ITEMS:

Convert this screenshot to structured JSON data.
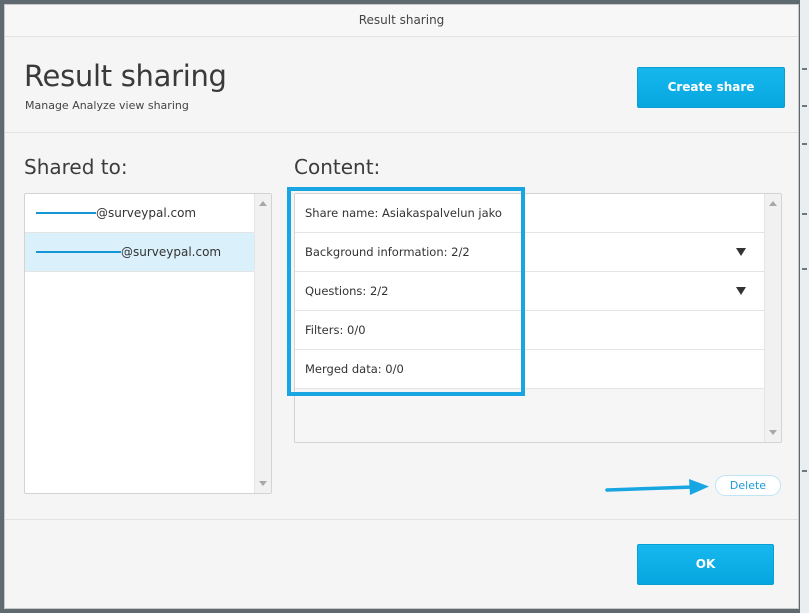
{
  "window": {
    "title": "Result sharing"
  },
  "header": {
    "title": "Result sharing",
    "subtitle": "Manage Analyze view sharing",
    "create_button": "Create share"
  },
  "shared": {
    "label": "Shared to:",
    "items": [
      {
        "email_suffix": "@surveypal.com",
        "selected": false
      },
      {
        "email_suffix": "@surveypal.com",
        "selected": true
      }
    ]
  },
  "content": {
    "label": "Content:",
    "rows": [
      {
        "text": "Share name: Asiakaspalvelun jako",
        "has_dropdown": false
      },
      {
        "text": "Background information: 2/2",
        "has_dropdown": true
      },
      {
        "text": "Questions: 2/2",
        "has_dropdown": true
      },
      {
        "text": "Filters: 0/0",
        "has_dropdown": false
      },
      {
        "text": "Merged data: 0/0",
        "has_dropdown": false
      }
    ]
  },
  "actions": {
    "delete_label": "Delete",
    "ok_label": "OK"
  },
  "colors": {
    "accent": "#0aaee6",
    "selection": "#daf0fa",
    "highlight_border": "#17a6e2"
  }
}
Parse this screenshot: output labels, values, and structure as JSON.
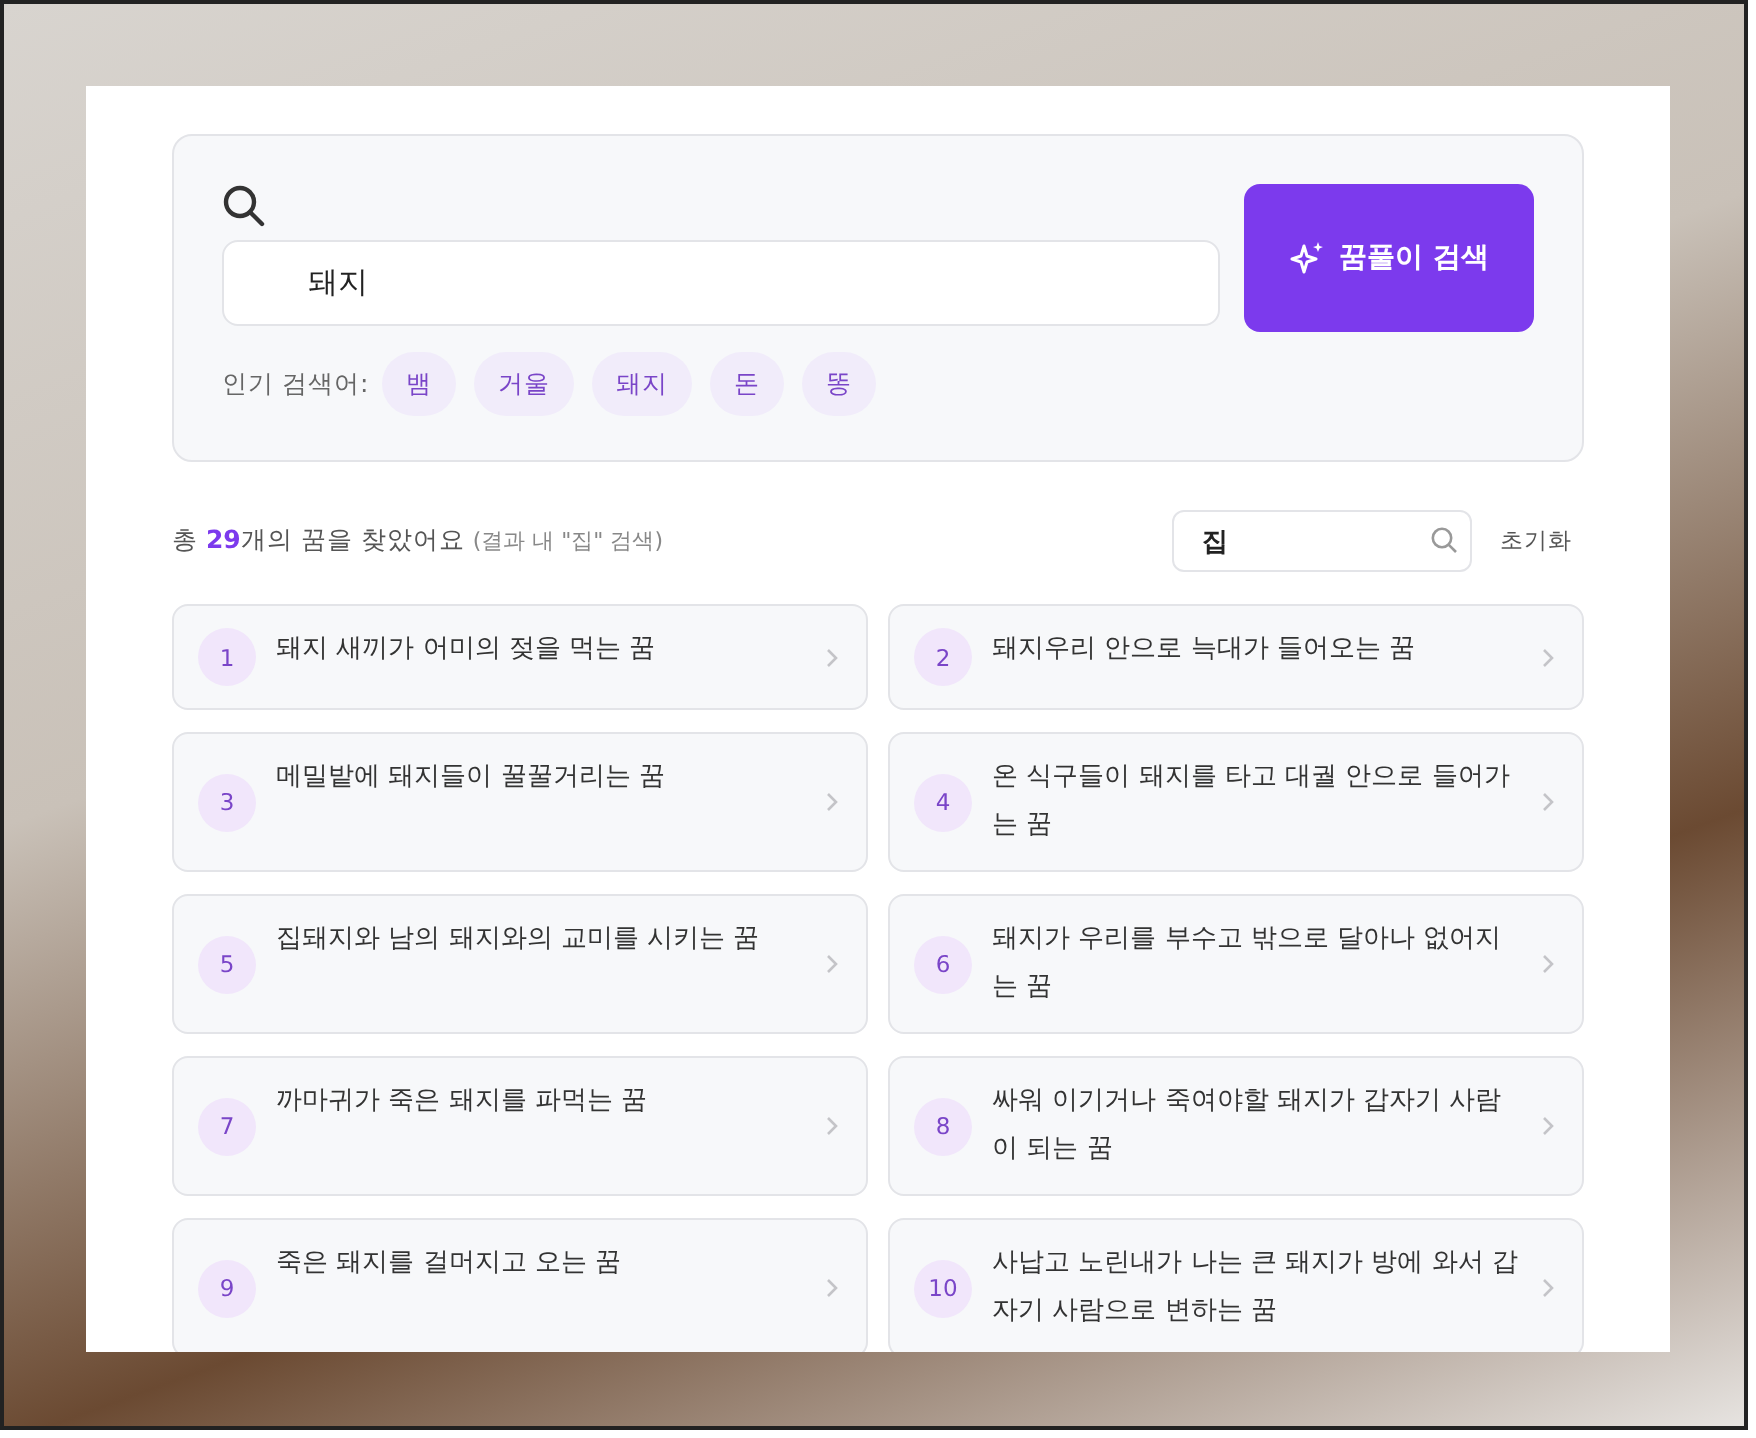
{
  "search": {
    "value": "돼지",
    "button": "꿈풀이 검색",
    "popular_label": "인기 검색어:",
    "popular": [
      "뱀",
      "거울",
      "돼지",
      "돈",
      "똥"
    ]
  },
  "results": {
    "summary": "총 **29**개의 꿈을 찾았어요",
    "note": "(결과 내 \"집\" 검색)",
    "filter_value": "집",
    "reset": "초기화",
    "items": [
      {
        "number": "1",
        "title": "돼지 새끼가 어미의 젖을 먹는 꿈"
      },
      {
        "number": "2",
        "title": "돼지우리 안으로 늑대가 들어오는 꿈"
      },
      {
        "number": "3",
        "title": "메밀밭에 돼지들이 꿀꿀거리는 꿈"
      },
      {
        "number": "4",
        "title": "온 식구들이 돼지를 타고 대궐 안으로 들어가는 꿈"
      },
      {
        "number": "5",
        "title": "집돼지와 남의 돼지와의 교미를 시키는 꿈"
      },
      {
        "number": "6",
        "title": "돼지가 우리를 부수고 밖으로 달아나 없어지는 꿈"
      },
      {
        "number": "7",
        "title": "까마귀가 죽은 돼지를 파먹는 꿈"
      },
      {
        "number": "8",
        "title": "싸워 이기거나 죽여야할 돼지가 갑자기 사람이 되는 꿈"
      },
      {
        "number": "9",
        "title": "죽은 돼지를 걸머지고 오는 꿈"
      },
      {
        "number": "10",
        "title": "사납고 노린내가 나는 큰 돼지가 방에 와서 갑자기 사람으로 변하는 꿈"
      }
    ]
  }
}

WHAT IS BEING ASKED: Your task is to list each line of the records with the word "this".

TASK RESPONSE:
Convert this screenshot to structured JSON data.
Parse this screenshot: output labels, values, and structure as JSON.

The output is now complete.